## Start Entries
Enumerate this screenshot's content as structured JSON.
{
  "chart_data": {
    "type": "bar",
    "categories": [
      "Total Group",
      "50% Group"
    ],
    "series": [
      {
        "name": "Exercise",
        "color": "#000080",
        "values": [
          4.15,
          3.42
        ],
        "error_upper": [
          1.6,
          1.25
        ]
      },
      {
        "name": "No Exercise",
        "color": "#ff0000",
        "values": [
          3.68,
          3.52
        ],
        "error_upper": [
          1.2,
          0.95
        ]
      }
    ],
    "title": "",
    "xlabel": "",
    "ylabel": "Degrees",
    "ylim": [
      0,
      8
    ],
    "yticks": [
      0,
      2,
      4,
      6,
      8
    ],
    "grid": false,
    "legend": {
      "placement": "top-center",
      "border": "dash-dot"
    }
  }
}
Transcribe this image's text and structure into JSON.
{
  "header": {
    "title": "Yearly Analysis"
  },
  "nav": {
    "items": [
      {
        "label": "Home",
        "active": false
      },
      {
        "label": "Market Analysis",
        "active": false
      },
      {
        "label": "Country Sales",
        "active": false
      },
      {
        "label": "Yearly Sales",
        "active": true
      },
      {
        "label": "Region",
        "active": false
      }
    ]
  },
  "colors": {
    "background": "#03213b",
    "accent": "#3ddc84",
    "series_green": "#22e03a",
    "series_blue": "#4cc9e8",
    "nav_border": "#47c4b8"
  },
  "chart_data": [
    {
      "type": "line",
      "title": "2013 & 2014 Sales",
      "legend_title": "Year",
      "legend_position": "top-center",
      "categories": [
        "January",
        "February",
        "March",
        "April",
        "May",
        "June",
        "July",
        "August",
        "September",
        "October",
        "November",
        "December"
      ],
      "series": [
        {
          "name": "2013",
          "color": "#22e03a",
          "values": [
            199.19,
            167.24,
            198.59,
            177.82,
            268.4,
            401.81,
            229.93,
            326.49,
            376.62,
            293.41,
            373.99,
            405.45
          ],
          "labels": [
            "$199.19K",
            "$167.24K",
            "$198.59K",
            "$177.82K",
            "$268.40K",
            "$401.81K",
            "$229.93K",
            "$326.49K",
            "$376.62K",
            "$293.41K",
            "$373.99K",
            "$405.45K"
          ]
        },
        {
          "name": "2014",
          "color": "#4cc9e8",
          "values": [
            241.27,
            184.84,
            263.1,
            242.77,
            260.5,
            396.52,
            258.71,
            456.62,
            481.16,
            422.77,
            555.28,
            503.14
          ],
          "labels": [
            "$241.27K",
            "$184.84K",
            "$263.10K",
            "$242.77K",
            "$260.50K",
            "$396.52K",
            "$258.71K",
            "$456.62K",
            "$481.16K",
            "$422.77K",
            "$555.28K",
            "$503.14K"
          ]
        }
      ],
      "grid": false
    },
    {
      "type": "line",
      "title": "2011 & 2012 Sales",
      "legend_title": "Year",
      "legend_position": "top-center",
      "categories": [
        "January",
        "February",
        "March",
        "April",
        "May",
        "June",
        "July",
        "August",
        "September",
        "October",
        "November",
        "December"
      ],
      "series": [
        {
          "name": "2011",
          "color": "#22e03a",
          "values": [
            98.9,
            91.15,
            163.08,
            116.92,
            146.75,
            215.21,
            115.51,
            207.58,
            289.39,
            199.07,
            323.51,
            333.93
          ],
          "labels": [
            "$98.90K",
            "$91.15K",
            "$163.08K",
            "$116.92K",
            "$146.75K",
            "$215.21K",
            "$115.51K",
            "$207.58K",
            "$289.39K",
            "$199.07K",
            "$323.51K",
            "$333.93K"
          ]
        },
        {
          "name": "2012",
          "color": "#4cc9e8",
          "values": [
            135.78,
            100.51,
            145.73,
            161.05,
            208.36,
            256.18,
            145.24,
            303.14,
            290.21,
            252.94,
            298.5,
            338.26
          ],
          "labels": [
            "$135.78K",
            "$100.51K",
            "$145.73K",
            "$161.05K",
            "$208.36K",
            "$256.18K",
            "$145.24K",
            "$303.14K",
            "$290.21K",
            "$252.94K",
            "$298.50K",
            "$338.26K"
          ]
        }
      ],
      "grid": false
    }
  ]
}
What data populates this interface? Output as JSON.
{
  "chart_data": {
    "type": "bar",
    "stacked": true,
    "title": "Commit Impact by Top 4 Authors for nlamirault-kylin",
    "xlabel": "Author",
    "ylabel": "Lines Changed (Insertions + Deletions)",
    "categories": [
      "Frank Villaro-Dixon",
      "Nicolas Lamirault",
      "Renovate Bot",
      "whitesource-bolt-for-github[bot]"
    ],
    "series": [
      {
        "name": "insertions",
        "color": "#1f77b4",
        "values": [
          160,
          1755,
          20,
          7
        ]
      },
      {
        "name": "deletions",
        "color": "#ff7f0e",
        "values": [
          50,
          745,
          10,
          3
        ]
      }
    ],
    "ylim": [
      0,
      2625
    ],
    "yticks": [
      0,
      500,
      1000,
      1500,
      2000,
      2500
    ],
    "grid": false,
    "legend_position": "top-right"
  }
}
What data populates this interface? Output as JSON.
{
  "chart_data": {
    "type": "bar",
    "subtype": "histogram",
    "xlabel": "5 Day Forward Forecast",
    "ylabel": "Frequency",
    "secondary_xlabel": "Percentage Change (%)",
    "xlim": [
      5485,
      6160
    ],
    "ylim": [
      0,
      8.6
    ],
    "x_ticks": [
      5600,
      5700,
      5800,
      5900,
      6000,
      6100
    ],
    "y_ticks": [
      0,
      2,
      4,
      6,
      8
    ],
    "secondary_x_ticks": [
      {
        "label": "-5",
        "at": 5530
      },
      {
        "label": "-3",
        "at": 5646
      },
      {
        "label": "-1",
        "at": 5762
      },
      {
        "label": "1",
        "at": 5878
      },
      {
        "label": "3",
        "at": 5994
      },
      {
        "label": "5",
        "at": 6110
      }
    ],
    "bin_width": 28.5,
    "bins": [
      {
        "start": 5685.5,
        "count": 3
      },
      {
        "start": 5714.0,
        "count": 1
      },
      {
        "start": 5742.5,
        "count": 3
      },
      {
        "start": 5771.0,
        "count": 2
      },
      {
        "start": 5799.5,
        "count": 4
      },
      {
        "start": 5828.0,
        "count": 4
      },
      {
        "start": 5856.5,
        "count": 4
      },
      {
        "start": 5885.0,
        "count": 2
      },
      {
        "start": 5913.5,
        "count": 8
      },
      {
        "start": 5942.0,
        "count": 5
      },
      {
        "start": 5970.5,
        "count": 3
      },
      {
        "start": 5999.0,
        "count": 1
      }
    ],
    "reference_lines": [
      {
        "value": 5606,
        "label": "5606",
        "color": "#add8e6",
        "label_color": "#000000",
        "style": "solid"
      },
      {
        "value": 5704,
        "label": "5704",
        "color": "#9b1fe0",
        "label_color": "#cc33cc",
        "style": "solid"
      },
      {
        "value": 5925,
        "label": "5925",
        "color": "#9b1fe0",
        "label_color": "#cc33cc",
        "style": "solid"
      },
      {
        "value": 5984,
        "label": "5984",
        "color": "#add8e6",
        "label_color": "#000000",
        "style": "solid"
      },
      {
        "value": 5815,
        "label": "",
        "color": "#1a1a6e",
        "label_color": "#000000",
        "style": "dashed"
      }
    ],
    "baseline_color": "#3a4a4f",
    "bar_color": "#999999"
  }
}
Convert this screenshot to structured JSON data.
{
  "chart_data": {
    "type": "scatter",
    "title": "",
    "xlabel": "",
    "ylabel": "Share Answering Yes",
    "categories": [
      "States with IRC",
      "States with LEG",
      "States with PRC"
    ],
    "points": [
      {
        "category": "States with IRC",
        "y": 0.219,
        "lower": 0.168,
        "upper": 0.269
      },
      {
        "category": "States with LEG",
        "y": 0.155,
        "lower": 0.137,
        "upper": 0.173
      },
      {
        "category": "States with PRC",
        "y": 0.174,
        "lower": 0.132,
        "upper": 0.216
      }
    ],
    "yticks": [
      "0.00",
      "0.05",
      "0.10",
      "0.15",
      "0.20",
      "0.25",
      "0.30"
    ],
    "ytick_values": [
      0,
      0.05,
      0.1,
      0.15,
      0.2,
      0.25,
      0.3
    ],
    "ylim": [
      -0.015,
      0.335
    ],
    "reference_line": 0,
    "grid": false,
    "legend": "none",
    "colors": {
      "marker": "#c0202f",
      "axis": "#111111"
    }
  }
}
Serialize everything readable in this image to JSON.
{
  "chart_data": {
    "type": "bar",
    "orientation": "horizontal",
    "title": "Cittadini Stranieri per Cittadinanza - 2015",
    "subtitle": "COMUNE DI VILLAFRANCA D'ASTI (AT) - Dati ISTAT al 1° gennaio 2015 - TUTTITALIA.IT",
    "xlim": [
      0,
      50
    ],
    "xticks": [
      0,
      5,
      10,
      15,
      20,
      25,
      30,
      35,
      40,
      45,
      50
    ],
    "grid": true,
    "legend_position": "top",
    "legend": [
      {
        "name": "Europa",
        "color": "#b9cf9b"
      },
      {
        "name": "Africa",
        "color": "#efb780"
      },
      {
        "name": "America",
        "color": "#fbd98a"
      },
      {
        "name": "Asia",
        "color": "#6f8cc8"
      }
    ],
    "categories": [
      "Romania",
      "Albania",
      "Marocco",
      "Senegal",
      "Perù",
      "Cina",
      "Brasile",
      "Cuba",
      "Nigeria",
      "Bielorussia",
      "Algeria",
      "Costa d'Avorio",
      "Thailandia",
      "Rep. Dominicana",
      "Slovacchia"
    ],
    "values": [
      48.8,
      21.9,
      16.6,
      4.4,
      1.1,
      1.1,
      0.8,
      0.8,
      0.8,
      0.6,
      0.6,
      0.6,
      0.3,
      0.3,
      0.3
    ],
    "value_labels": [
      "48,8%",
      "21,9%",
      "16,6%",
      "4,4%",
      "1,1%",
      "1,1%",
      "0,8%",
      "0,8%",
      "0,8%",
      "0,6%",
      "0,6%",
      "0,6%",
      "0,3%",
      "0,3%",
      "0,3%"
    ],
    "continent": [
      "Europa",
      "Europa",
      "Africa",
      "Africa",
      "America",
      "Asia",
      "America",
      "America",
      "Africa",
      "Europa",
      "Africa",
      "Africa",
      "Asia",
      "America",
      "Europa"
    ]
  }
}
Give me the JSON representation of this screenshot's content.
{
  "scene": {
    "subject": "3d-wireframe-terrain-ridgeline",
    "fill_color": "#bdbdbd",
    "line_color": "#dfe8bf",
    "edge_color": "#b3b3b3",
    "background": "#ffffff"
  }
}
## End Entries
### The problem
State the number of lines above that hold the string "ylabel", with nothing added.

### Task result
4